Listing>
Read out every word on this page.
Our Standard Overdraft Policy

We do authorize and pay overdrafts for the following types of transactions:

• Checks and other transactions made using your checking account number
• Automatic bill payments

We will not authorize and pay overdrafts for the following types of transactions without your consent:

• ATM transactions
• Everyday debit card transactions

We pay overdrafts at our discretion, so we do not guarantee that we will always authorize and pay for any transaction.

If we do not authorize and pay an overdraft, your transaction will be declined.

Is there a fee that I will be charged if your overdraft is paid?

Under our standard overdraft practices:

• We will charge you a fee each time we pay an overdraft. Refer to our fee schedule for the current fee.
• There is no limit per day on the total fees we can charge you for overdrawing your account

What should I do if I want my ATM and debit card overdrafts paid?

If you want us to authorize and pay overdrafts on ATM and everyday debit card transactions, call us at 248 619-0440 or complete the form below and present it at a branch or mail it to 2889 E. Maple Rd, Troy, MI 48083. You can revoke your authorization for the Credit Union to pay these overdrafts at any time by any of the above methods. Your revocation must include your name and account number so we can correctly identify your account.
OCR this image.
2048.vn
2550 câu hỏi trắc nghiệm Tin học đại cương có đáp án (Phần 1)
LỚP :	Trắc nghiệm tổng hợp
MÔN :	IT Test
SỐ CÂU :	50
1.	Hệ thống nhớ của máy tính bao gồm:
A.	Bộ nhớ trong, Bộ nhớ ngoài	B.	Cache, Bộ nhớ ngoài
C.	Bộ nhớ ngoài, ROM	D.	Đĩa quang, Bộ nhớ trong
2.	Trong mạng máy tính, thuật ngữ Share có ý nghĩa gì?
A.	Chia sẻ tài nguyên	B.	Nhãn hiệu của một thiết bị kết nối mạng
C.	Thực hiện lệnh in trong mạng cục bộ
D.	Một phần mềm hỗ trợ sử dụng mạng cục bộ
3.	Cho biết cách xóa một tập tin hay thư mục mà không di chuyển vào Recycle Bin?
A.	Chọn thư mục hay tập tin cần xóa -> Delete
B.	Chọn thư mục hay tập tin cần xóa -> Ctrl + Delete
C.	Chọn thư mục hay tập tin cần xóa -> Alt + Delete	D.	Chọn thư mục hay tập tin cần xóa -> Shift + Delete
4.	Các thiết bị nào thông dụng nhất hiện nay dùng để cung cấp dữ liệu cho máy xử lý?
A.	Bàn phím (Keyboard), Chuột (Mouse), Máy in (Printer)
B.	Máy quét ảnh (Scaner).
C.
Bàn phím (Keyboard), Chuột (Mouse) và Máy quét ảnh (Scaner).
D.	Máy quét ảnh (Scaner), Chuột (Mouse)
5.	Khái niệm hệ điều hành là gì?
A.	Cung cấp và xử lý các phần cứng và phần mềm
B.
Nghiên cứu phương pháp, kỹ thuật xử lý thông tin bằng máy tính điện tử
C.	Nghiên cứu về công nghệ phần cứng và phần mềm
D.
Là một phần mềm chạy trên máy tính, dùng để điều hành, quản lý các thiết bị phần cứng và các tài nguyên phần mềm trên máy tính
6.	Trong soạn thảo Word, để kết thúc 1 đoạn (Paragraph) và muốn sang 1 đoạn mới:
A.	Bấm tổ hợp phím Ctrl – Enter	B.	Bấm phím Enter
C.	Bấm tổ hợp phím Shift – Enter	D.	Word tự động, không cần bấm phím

Exercise> Select from the material above each line in which the string "Keyboard" appears, and list those lines.

The response>
A.	Bàn phím (Keyboard), Chuột (Mouse), Máy in (Printer)
Bàn phím (Keyboard), Chuột (Mouse) và Máy quét ảnh (Scaner).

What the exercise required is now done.